### RECORD LIST
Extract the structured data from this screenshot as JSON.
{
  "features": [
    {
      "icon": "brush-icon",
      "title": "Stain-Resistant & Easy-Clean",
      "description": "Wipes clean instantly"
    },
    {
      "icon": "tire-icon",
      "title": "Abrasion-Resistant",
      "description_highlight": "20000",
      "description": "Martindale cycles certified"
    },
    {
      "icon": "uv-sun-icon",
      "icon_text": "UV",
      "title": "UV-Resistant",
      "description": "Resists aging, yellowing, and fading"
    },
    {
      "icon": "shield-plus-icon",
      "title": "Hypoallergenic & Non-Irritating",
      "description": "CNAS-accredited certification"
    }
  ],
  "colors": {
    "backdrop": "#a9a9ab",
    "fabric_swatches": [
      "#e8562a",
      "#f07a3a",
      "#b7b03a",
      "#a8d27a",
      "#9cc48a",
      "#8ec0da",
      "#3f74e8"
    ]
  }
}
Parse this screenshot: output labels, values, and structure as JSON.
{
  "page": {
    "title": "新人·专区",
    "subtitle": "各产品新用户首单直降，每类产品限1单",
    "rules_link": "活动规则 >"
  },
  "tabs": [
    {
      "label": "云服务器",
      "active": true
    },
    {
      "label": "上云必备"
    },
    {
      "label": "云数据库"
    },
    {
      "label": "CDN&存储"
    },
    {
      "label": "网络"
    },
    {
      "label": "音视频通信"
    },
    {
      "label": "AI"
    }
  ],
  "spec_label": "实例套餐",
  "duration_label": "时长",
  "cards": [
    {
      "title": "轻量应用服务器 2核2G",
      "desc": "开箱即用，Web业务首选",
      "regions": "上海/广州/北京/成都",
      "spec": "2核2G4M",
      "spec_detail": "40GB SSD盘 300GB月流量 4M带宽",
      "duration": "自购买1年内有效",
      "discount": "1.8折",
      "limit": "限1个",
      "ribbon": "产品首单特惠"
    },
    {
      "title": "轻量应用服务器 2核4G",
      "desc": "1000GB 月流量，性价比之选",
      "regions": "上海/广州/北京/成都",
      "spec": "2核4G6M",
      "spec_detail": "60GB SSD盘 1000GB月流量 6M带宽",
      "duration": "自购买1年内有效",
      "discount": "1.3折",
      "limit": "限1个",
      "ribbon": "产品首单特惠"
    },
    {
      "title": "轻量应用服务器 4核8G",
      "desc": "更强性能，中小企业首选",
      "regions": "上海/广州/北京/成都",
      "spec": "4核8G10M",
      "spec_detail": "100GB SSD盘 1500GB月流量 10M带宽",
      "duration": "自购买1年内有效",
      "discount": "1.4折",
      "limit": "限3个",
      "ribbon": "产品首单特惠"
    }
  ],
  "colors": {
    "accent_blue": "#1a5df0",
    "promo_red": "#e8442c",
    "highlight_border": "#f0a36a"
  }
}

### TASK OBJECTIVE
Give all the records again. Match them exactly.

### RESULT OF THE TASK
Extract the structured data from this screenshot as JSON.
{
  "features": [
    {
      "icon": "brush-icon",
      "title": "Stain-Resistant & Easy-Clean",
      "description": "Wipes clean instantly"
    },
    {
      "icon": "tire-icon",
      "title": "Abrasion-Resistant",
      "description_highlight": "20000",
      "description": "Martindale cycles certified"
    },
    {
      "icon": "uv-sun-icon",
      "icon_text": "UV",
      "title": "UV-Resistant",
      "description": "Resists aging, yellowing, and fading"
    },
    {
      "icon": "shield-plus-icon",
      "title": "Hypoallergenic & Non-Irritating",
      "description": "CNAS-accredited certification"
    }
  ],
  "colors": {
    "backdrop": "#a9a9ab",
    "fabric_swatches": [
      "#e8562a",
      "#f07a3a",
      "#b7b03a",
      "#a8d27a",
      "#9cc48a",
      "#8ec0da",
      "#3f74e8"
    ]
  }
}
Parse this screenshot: output labels, values, and structure as JSON.
{
  "page": {
    "title": "新人·专区",
    "subtitle": "各产品新用户首单直降，每类产品限1单",
    "rules_link": "活动规则 >"
  },
  "tabs": [
    {
      "label": "云服务器",
      "active": true
    },
    {
      "label": "上云必备"
    },
    {
      "label": "云数据库"
    },
    {
      "label": "CDN&存储"
    },
    {
      "label": "网络"
    },
    {
      "label": "音视频通信"
    },
    {
      "label": "AI"
    }
  ],
  "spec_label": "实例套餐",
  "duration_label": "时长",
  "cards": [
    {
      "title": "轻量应用服务器 2核2G",
      "desc": "开箱即用，Web业务首选",
      "regions": "上海/广州/北京/成都",
      "spec": "2核2G4M",
      "spec_detail": "40GB SSD盘 300GB月流量 4M带宽",
      "duration": "自购买1年内有效",
      "discount": "1.8折",
      "limit": "限1个",
      "ribbon": "产品首单特惠"
    },
    {
      "title": "轻量应用服务器 2核4G",
      "desc": "1000GB 月流量，性价比之选",
      "regions": "上海/广州/北京/成都",
      "spec": "2核4G6M",
      "spec_detail": "60GB SSD盘 1000GB月流量 6M带宽",
      "duration": "自购买1年内有效",
      "discount": "1.3折",
      "limit": "限1个",
      "ribbon": "产品首单特惠"
    },
    {
      "title": "轻量应用服务器 4核8G",
      "desc": "更强性能，中小企业首选",
      "regions": "上海/广州/北京/成都",
      "spec": "4核8G10M",
      "spec_detail": "100GB SSD盘 1500GB月流量 10M带宽",
      "duration": "自购买1年内有效",
      "discount": "1.4折",
      "limit": "限3个",
      "ribbon": "产品首单特惠"
    }
  ],
  "colors": {
    "accent_blue": "#1a5df0",
    "promo_red": "#e8442c",
    "highlight_border": "#f0a36a"
  }
}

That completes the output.